Transcribe all the records with complete accuracy.

* DATA LISTING:
══════

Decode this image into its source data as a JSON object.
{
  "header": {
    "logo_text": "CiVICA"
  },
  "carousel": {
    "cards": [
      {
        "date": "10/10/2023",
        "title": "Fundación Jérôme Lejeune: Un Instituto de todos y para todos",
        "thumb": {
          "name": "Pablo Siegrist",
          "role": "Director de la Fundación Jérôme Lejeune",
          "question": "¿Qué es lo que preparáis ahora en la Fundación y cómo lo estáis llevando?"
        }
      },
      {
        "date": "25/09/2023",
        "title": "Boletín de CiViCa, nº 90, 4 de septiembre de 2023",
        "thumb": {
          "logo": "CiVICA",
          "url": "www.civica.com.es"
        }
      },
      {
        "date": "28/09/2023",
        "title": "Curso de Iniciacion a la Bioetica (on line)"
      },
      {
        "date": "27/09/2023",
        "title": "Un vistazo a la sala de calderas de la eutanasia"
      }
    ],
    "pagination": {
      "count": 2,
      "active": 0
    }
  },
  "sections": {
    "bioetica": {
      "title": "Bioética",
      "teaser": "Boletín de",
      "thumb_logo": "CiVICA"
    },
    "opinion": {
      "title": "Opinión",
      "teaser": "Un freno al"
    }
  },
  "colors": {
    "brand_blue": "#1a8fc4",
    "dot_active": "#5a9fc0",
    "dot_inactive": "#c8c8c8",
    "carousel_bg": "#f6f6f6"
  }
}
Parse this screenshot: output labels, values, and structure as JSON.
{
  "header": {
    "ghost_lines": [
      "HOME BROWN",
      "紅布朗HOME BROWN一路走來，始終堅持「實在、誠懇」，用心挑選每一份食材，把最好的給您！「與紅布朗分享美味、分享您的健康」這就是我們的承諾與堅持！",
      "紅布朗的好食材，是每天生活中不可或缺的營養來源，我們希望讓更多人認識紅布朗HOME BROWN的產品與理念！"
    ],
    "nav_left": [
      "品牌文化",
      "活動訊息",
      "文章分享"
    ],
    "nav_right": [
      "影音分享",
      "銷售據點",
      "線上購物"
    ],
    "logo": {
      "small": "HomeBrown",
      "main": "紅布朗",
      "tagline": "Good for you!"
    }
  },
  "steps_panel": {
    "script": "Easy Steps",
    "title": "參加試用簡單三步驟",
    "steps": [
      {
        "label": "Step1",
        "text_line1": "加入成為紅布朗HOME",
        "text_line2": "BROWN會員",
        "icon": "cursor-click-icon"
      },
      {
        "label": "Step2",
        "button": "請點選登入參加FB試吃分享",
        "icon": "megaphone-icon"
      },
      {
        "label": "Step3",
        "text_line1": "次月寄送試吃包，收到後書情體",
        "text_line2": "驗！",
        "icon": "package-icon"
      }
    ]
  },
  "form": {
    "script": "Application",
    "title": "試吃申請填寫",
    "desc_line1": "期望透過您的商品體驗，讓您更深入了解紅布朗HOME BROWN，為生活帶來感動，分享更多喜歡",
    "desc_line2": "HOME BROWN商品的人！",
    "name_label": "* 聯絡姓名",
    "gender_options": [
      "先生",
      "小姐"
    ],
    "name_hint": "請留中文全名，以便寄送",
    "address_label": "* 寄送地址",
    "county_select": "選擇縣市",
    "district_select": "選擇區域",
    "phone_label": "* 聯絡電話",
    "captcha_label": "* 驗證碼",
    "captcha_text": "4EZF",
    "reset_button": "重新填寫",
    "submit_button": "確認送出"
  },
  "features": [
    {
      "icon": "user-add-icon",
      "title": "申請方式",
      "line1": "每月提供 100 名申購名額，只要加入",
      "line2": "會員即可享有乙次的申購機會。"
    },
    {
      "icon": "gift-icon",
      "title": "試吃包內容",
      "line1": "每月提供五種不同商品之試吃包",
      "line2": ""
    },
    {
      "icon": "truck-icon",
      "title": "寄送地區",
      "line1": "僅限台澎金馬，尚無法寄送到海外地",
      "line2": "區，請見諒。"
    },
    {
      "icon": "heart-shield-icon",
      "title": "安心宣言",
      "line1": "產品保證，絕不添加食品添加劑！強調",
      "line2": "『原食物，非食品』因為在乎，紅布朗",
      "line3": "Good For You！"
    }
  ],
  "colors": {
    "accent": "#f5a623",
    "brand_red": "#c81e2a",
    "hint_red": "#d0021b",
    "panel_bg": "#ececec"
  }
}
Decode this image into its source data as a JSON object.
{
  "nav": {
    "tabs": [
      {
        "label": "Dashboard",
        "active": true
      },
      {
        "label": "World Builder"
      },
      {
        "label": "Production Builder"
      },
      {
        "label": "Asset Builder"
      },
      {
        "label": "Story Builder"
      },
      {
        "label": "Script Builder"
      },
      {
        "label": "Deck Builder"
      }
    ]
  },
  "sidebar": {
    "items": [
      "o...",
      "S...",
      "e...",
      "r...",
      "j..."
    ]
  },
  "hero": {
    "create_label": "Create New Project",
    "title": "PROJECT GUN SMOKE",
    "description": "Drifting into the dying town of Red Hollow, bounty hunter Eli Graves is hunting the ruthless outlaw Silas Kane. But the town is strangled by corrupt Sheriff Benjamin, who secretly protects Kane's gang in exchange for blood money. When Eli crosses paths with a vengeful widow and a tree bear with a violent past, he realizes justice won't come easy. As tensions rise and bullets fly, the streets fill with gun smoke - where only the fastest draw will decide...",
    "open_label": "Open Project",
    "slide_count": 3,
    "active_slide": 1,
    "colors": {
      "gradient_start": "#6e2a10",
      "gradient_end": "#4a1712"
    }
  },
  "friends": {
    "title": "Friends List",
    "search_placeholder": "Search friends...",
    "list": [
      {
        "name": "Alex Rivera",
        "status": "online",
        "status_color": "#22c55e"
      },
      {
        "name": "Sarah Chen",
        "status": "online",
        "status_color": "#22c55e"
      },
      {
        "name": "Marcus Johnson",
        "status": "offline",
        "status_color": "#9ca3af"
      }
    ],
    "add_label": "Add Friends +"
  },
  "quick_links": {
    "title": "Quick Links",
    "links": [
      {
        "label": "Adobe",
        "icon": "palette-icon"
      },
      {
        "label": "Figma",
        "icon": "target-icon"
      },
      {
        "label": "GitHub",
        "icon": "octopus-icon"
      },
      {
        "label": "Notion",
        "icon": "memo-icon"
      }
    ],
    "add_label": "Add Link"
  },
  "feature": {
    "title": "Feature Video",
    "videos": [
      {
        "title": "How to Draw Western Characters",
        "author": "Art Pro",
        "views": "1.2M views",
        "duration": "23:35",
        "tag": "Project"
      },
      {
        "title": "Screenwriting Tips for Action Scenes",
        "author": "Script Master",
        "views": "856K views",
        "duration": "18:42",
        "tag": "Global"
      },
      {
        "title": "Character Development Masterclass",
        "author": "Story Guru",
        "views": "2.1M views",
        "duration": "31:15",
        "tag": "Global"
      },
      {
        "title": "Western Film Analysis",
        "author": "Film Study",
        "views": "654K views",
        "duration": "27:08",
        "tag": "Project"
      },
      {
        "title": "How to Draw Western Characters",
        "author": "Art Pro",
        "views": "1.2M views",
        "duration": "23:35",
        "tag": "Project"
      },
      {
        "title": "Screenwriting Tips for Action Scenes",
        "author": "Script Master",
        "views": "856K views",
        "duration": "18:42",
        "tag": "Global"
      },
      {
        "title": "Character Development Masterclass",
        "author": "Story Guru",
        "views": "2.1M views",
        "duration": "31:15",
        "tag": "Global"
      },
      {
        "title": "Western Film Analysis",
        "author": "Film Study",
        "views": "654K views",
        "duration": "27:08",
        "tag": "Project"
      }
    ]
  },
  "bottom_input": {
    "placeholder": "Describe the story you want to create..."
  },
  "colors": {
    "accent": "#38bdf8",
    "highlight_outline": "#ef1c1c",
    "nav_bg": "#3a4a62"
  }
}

══════

* IN RESPONSE:
Decode this image into its source data as a JSON object.
{
  "header": {
    "logo_text": "CiVICA"
  },
  "carousel": {
    "cards": [
      {
        "date": "10/10/2023",
        "title": "Fundación Jérôme Lejeune: Un Instituto de todos y para todos",
        "thumb": {
          "name": "Pablo Siegrist",
          "role": "Director de la Fundación Jérôme Lejeune",
          "question": "¿Qué es lo que preparáis ahora en la Fundación y cómo lo estáis llevando?"
        }
      },
      {
        "date": "25/09/2023",
        "title": "Boletín de CiViCa, nº 90, 4 de septiembre de 2023",
        "thumb": {
          "logo": "CiVICA",
          "url": "www.civica.com.es"
        }
      },
      {
        "date": "28/09/2023",
        "title": "Curso de Iniciacion a la Bioetica (on line)"
      },
      {
        "date": "27/09/2023",
        "title": "Un vistazo a la sala de calderas de la eutanasia"
      }
    ],
    "pagination": {
      "count": 2,
      "active": 0
    }
  },
  "sections": {
    "bioetica": {
      "title": "Bioética",
      "teaser": "Boletín de",
      "thumb_logo": "CiVICA"
    },
    "opinion": {
      "title": "Opinión",
      "teaser": "Un freno al"
    }
  },
  "colors": {
    "brand_blue": "#1a8fc4",
    "dot_active": "#5a9fc0",
    "dot_inactive": "#c8c8c8",
    "carousel_bg": "#f6f6f6"
  }
}
Parse this screenshot: output labels, values, and structure as JSON.
{
  "header": {
    "ghost_lines": [
      "HOME BROWN",
      "紅布朗HOME BROWN一路走來，始終堅持「實在、誠懇」，用心挑選每一份食材，把最好的給您！「與紅布朗分享美味、分享您的健康」這就是我們的承諾與堅持！",
      "紅布朗的好食材，是每天生活中不可或缺的營養來源，我們希望讓更多人認識紅布朗HOME BROWN的產品與理念！"
    ],
    "nav_left": [
      "品牌文化",
      "活動訊息",
      "文章分享"
    ],
    "nav_right": [
      "影音分享",
      "銷售據點",
      "線上購物"
    ],
    "logo": {
      "small": "HomeBrown",
      "main": "紅布朗",
      "tagline": "Good for you!"
    }
  },
  "steps_panel": {
    "script": "Easy Steps",
    "title": "參加試用簡單三步驟",
    "steps": [
      {
        "label": "Step1",
        "text_line1": "加入成為紅布朗HOME",
        "text_line2": "BROWN會員",
        "icon": "cursor-click-icon"
      },
      {
        "label": "Step2",
        "button": "請點選登入參加FB試吃分享",
        "icon": "megaphone-icon"
      },
      {
        "label": "Step3",
        "text_line1": "次月寄送試吃包，收到後書情體",
        "text_line2": "驗！",
        "icon": "package-icon"
      }
    ]
  },
  "form": {
    "script": "Application",
    "title": "試吃申請填寫",
    "desc_line1": "期望透過您的商品體驗，讓您更深入了解紅布朗HOME BROWN，為生活帶來感動，分享更多喜歡",
    "desc_line2": "HOME BROWN商品的人！",
    "name_label": "* 聯絡姓名",
    "gender_options": [
      "先生",
      "小姐"
    ],
    "name_hint": "請留中文全名，以便寄送",
    "address_label": "* 寄送地址",
    "county_select": "選擇縣市",
    "district_select": "選擇區域",
    "phone_label": "* 聯絡電話",
    "captcha_label": "* 驗證碼",
    "captcha_text": "4EZF",
    "reset_button": "重新填寫",
    "submit_button": "確認送出"
  },
  "features": [
    {
      "icon": "user-add-icon",
      "title": "申請方式",
      "line1": "每月提供 100 名申購名額，只要加入",
      "line2": "會員即可享有乙次的申購機會。"
    },
    {
      "icon": "gift-icon",
      "title": "試吃包內容",
      "line1": "每月提供五種不同商品之試吃包",
      "line2": ""
    },
    {
      "icon": "truck-icon",
      "title": "寄送地區",
      "line1": "僅限台澎金馬，尚無法寄送到海外地",
      "line2": "區，請見諒。"
    },
    {
      "icon": "heart-shield-icon",
      "title": "安心宣言",
      "line1": "產品保證，絕不添加食品添加劑！強調",
      "line2": "『原食物，非食品』因為在乎，紅布朗",
      "line3": "Good For You！"
    }
  ],
  "colors": {
    "accent": "#f5a623",
    "brand_red": "#c81e2a",
    "hint_red": "#d0021b",
    "panel_bg": "#ececec"
  }
}
Decode this image into its source data as a JSON object.
{
  "nav": {
    "tabs": [
      {
        "label": "Dashboard",
        "active": true
      },
      {
        "label": "World Builder"
      },
      {
        "label": "Production Builder"
      },
      {
        "label": "Asset Builder"
      },
      {
        "label": "Story Builder"
      },
      {
        "label": "Script Builder"
      },
      {
        "label": "Deck Builder"
      }
    ]
  },
  "sidebar": {
    "items": [
      "o...",
      "S...",
      "e...",
      "r...",
      "j..."
    ]
  },
  "hero": {
    "create_label": "Create New Project",
    "title": "PROJECT GUN SMOKE",
    "description": "Drifting into the dying town of Red Hollow, bounty hunter Eli Graves is hunting the ruthless outlaw Silas Kane. But the town is strangled by corrupt Sheriff Benjamin, who secretly protects Kane's gang in exchange for blood money. When Eli crosses paths with a vengeful widow and a tree bear with a violent past, he realizes justice won't come easy. As tensions rise and bullets fly, the streets fill with gun smoke - where only the fastest draw will decide...",
    "open_label": "Open Project",
    "slide_count": 3,
    "active_slide": 1,
    "colors": {
      "gradient_start": "#6e2a10",
      "gradient_end": "#4a1712"
    }
  },
  "friends": {
    "title": "Friends List",
    "search_placeholder": "Search friends...",
    "list": [
      {
        "name": "Alex Rivera",
        "status": "online",
        "status_color": "#22c55e"
      },
      {
        "name": "Sarah Chen",
        "status": "online",
        "status_color": "#22c55e"
      },
      {
        "name": "Marcus Johnson",
        "status": "offline",
        "status_color": "#9ca3af"
      }
    ],
    "add_label": "Add Friends +"
  },
  "quick_links": {
    "title": "Quick Links",
    "links": [
      {
        "label": "Adobe",
        "icon": "palette-icon"
      },
      {
        "label": "Figma",
        "icon": "target-icon"
      },
      {
        "label": "GitHub",
        "icon": "octopus-icon"
      },
      {
        "label": "Notion",
        "icon": "memo-icon"
      }
    ],
    "add_label": "Add Link"
  },
  "feature": {
    "title": "Feature Video",
    "videos": [
      {
        "title": "How to Draw Western Characters",
        "author": "Art Pro",
        "views": "1.2M views",
        "duration": "23:35",
        "tag": "Project"
      },
      {
        "title": "Screenwriting Tips for Action Scenes",
        "author": "Script Master",
        "views": "856K views",
        "duration": "18:42",
        "tag": "Global"
      },
      {
        "title": "Character Development Masterclass",
        "author": "Story Guru",
        "views": "2.1M views",
        "duration": "31:15",
        "tag": "Global"
      },
      {
        "title": "Western Film Analysis",
        "author": "Film Study",
        "views": "654K views",
        "duration": "27:08",
        "tag": "Project"
      },
      {
        "title": "How to Draw Western Characters",
        "author": "Art Pro",
        "views": "1.2M views",
        "duration": "23:35",
        "tag": "Project"
      },
      {
        "title": "Screenwriting Tips for Action Scenes",
        "author": "Script Master",
        "views": "856K views",
        "duration": "18:42",
        "tag": "Global"
      },
      {
        "title": "Character Development Masterclass",
        "author": "Story Guru",
        "views": "2.1M views",
        "duration": "31:15",
        "tag": "Global"
      },
      {
        "title": "Western Film Analysis",
        "author": "Film Study",
        "views": "654K views",
        "duration": "27:08",
        "tag": "Project"
      }
    ]
  },
  "bottom_input": {
    "placeholder": "Describe the story you want to create..."
  },
  "colors": {
    "accent": "#38bdf8",
    "highlight_outline": "#ef1c1c",
    "nav_bg": "#3a4a62"
  }
}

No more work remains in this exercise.